-------- Excerpted data --------
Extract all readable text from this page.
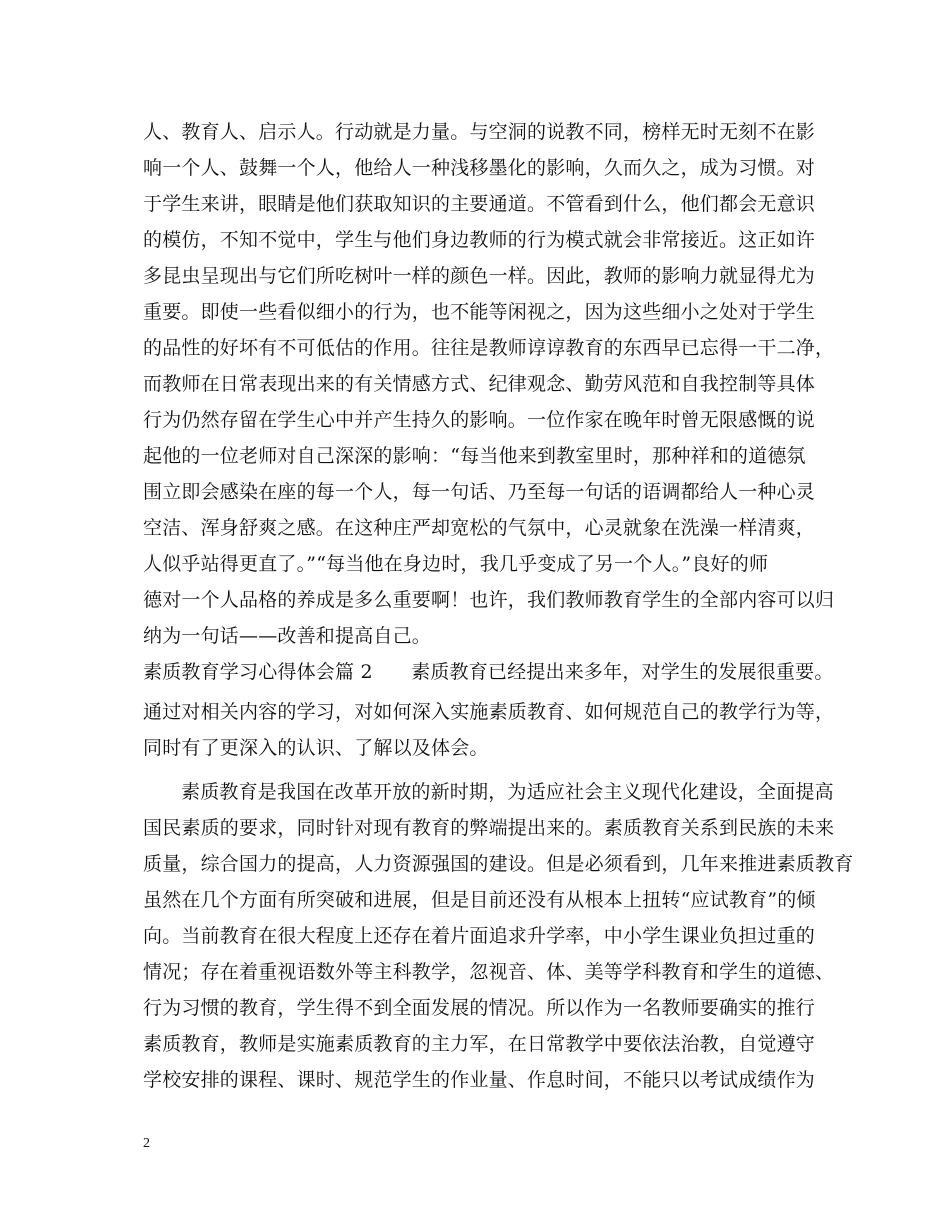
人、教育人、启示人。行动就是力量。与空洞的说教不同，榜样无时无刻不在影
响一个人、鼓舞一个人，他给人一种浅移墨化的影响，久而久之，成为习惯。对
于学生来讲，眼睛是他们获取知识的主要通道。不管看到什么，他们都会无意识
的模仿，不知不觉中，学生与他们身边教师的行为模式就会非常接近。这正如许
多昆虫呈现出与它们所吃树叶一样的颜色一样。因此，教师的影响力就显得尤为
重要。即使一些看似细小的行为，也不能等闲视之，因为这些细小之处对于学生
的品性的好坏有不可低估的作用。往往是教师谆谆教育的东西早已忘得一干二净，
而教师在日常表现出来的有关情感方式、纪律观念、勤劳风范和自我控制等具体
行为仍然存留在学生心中并产生持久的影响。一位作家在晚年时曾无限感慨的说
起他的一位老师对自己深深的影响：“每当他来到教室里时，那种祥和的道德氛
围立即会感染在座的每一个人，每一句话、乃至每一句话的语调都给人一种心灵
空洁、浑身舒爽之感。在这种庄严却宽松的气氛中，心灵就象在洗澡一样清爽，
人似乎站得更直了。”“每当他在身边时，我几乎变成了另一个人。”良好的师
德对一个人品格的养成是多么重要啊！也许，我们教师教育学生的全部内容可以归
纳为一句话——改善和提高自己。
素质教育学习心得体会篇 2　　素质教育已经提出来多年，对学生的发展很重要。
通过对相关内容的学习，对如何深入实施素质教育、如何规范自己的教学行为等，
同时有了更深入的认识、了解以及体会。
素质教育是我国在改革开放的新时期，为适应社会主义现代化建设，全面提高
国民素质的要求，同时针对现有教育的弊端提出来的。素质教育关系到民族的未来
质量，综合国力的提高，人力资源强国的建设。但是必须看到，几年来推进素质教育
虽然在几个方面有所突破和进展，但是目前还没有从根本上扭转“应试教育”的倾
向。当前教育在很大程度上还存在着片面追求升学率，中小学生课业负担过重的
情况；存在着重视语数外等主科教学，忽视音、体、美等学科教育和学生的道德、
行为习惯的教育，学生得不到全面发展的情况。所以作为一名教师要确实的推行
素质教育，教师是实施素质教育的主力军，在日常教学中要依法治教，自觉遵守
学校安排的课程、课时、规范学生的作业量、作息时间，不能只以考试成绩作为
2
--------
◆ Brief: Print the records above exactly as they stand, but leave out the pictures.

◆ Task solution:
Extract all readable text from this page.
人、教育人、启示人。行动就是力量。与空洞的说教不同，榜样无时无刻不在影
响一个人、鼓舞一个人，他给人一种浅移墨化的影响，久而久之，成为习惯。对
于学生来讲，眼睛是他们获取知识的主要通道。不管看到什么，他们都会无意识
的模仿，不知不觉中，学生与他们身边教师的行为模式就会非常接近。这正如许
多昆虫呈现出与它们所吃树叶一样的颜色一样。因此，教师的影响力就显得尤为
重要。即使一些看似细小的行为，也不能等闲视之，因为这些细小之处对于学生
的品性的好坏有不可低估的作用。往往是教师谆谆教育的东西早已忘得一干二净，
而教师在日常表现出来的有关情感方式、纪律观念、勤劳风范和自我控制等具体
行为仍然存留在学生心中并产生持久的影响。一位作家在晚年时曾无限感慨的说
起他的一位老师对自己深深的影响：“每当他来到教室里时，那种祥和的道德氛
围立即会感染在座的每一个人，每一句话、乃至每一句话的语调都给人一种心灵
空洁、浑身舒爽之感。在这种庄严却宽松的气氛中，心灵就象在洗澡一样清爽，
人似乎站得更直了。”“每当他在身边时，我几乎变成了另一个人。”良好的师
德对一个人品格的养成是多么重要啊！也许，我们教师教育学生的全部内容可以归
纳为一句话——改善和提高自己。
素质教育学习心得体会篇 2　　素质教育已经提出来多年，对学生的发展很重要。
通过对相关内容的学习，对如何深入实施素质教育、如何规范自己的教学行为等，
同时有了更深入的认识、了解以及体会。
素质教育是我国在改革开放的新时期，为适应社会主义现代化建设，全面提高
国民素质的要求，同时针对现有教育的弊端提出来的。素质教育关系到民族的未来
质量，综合国力的提高，人力资源强国的建设。但是必须看到，几年来推进素质教育
虽然在几个方面有所突破和进展，但是目前还没有从根本上扭转“应试教育”的倾
向。当前教育在很大程度上还存在着片面追求升学率，中小学生课业负担过重的
情况；存在着重视语数外等主科教学，忽视音、体、美等学科教育和学生的道德、
行为习惯的教育，学生得不到全面发展的情况。所以作为一名教师要确实的推行
素质教育，教师是实施素质教育的主力军，在日常教学中要依法治教，自觉遵守
学校安排的课程、课时、规范学生的作业量、作息时间，不能只以考试成绩作为
2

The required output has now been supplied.